--- START OF Information given ---
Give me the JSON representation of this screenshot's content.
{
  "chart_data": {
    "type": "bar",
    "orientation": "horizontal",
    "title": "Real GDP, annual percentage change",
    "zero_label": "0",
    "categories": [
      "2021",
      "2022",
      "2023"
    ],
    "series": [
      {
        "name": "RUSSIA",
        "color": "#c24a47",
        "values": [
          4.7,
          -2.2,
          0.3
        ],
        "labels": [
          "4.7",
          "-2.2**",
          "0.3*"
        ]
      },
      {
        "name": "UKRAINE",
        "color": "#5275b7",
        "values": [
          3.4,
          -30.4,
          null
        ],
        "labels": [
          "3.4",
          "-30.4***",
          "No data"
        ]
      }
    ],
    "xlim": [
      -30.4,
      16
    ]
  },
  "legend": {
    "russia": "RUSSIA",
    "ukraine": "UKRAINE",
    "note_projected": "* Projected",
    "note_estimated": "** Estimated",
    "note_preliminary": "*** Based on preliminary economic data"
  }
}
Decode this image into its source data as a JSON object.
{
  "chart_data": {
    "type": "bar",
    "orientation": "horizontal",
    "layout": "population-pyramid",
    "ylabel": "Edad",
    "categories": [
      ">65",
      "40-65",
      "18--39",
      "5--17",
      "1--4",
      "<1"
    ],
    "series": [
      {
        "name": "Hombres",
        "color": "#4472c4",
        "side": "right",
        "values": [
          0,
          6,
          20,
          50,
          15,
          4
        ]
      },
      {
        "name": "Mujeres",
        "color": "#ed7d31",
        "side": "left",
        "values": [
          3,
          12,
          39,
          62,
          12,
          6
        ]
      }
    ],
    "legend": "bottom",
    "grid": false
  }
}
--- END OF Information given ---
Transcribe every entry exactly, omitting nothing.

Give me the JSON representation of this screenshot's content.
{
  "chart_data": {
    "type": "bar",
    "orientation": "horizontal",
    "title": "Real GDP, annual percentage change",
    "zero_label": "0",
    "categories": [
      "2021",
      "2022",
      "2023"
    ],
    "series": [
      {
        "name": "RUSSIA",
        "color": "#c24a47",
        "values": [
          4.7,
          -2.2,
          0.3
        ],
        "labels": [
          "4.7",
          "-2.2**",
          "0.3*"
        ]
      },
      {
        "name": "UKRAINE",
        "color": "#5275b7",
        "values": [
          3.4,
          -30.4,
          null
        ],
        "labels": [
          "3.4",
          "-30.4***",
          "No data"
        ]
      }
    ],
    "xlim": [
      -30.4,
      16
    ]
  },
  "legend": {
    "russia": "RUSSIA",
    "ukraine": "UKRAINE",
    "note_projected": "* Projected",
    "note_estimated": "** Estimated",
    "note_preliminary": "*** Based on preliminary economic data"
  }
}
Decode this image into its source data as a JSON object.
{
  "chart_data": {
    "type": "bar",
    "orientation": "horizontal",
    "layout": "population-pyramid",
    "ylabel": "Edad",
    "categories": [
      ">65",
      "40-65",
      "18--39",
      "5--17",
      "1--4",
      "<1"
    ],
    "series": [
      {
        "name": "Hombres",
        "color": "#4472c4",
        "side": "right",
        "values": [
          0,
          6,
          20,
          50,
          15,
          4
        ]
      },
      {
        "name": "Mujeres",
        "color": "#ed7d31",
        "side": "left",
        "values": [
          3,
          12,
          39,
          62,
          12,
          6
        ]
      }
    ],
    "legend": "bottom",
    "grid": false
  }
}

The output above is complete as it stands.